| TASK BRIEF |
For each line in the data below that holds "sheet", return a copy.

| GIVEN DATA |
* Start *
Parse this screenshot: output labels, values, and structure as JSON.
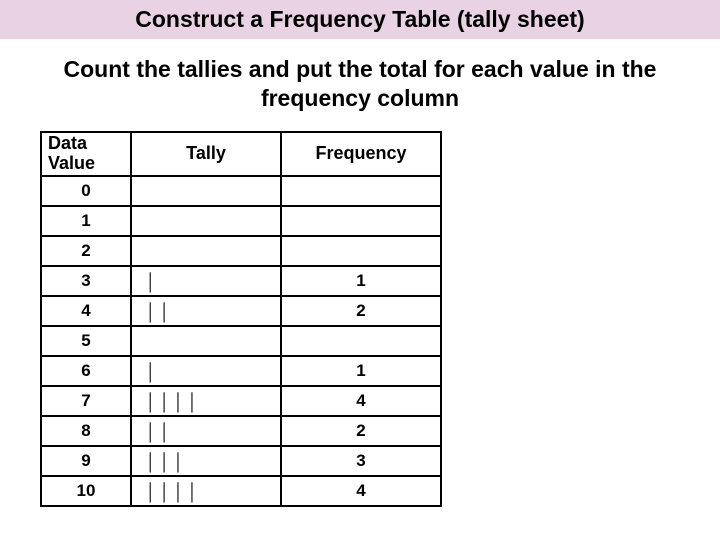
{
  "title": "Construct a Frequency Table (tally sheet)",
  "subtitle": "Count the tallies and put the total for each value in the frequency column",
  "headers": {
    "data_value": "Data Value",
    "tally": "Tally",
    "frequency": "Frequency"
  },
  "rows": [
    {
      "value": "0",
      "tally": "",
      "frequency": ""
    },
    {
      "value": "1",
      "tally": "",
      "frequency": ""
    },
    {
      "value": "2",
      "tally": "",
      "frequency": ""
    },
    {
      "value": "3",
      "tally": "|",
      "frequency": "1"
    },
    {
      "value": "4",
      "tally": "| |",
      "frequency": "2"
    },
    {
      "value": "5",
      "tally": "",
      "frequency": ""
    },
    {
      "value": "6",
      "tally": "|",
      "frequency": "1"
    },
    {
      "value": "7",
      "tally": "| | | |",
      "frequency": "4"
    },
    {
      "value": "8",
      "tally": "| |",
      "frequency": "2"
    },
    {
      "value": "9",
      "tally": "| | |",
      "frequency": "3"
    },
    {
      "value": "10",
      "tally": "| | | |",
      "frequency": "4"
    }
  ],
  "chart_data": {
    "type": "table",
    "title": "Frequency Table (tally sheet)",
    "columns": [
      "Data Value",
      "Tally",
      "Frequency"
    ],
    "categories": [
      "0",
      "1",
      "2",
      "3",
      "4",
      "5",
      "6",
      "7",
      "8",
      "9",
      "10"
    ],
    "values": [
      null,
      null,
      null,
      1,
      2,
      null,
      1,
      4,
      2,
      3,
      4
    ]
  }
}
* End *
| WRITTEN RESPONSE |
  "title": "Construct a Frequency Table (tally sheet)",
    "title": "Frequency Table (tally sheet)",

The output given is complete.